** Source material **
>>>>>
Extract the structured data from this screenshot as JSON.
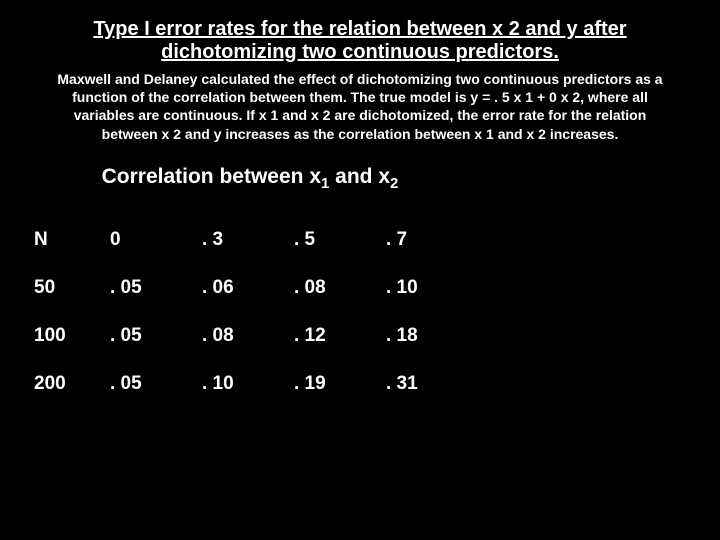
{
  "title": "Type I error rates for the relation between x 2 and y after dichotomizing two continuous predictors.",
  "description": "Maxwell and Delaney calculated the effect of dichotomizing two continuous predictors as a function of the correlation between them.  The true model is y = . 5 x 1 + 0 x 2, where all variables are continuous.  If x 1 and x 2 are dichotomized, the error rate for the relation between x 2 and y increases as the correlation between x 1 and x 2 increases.",
  "subheading_pre": "Correlation between x",
  "subheading_sub1": "1",
  "subheading_mid": " and x",
  "subheading_sub2": "2",
  "table": {
    "columns": [
      "N",
      "0",
      ". 3",
      ". 5",
      ". 7"
    ],
    "rows": [
      [
        "50",
        ". 05",
        ". 06",
        ". 08",
        ". 10"
      ],
      [
        "100",
        ". 05",
        ". 08",
        ". 12",
        ". 18"
      ],
      [
        "200",
        ". 05",
        ". 10",
        ". 19",
        ". 31"
      ]
    ]
  },
  "colors": {
    "background": "#000000",
    "text": "#ffffff"
  }
}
<<<<<
** Exercise details **
Identify and copy lines that hold the string "dichotomizing".

** Reply to the exercise **
  "title": "Type I error rates for the relation between x 2 and y after dichotomizing two continuous predictors.",
  "description": "Maxwell and Delaney calculated the effect of dichotomizing two continuous predictors as a function of the correlation between them.  The true model is y = . 5 x 1 + 0 x 2, where all variables are continuous.  If x 1 and x 2 are dichotomized, the error rate for the relation between x 2 and y increases as the correlation between x 1 and x 2 increases.",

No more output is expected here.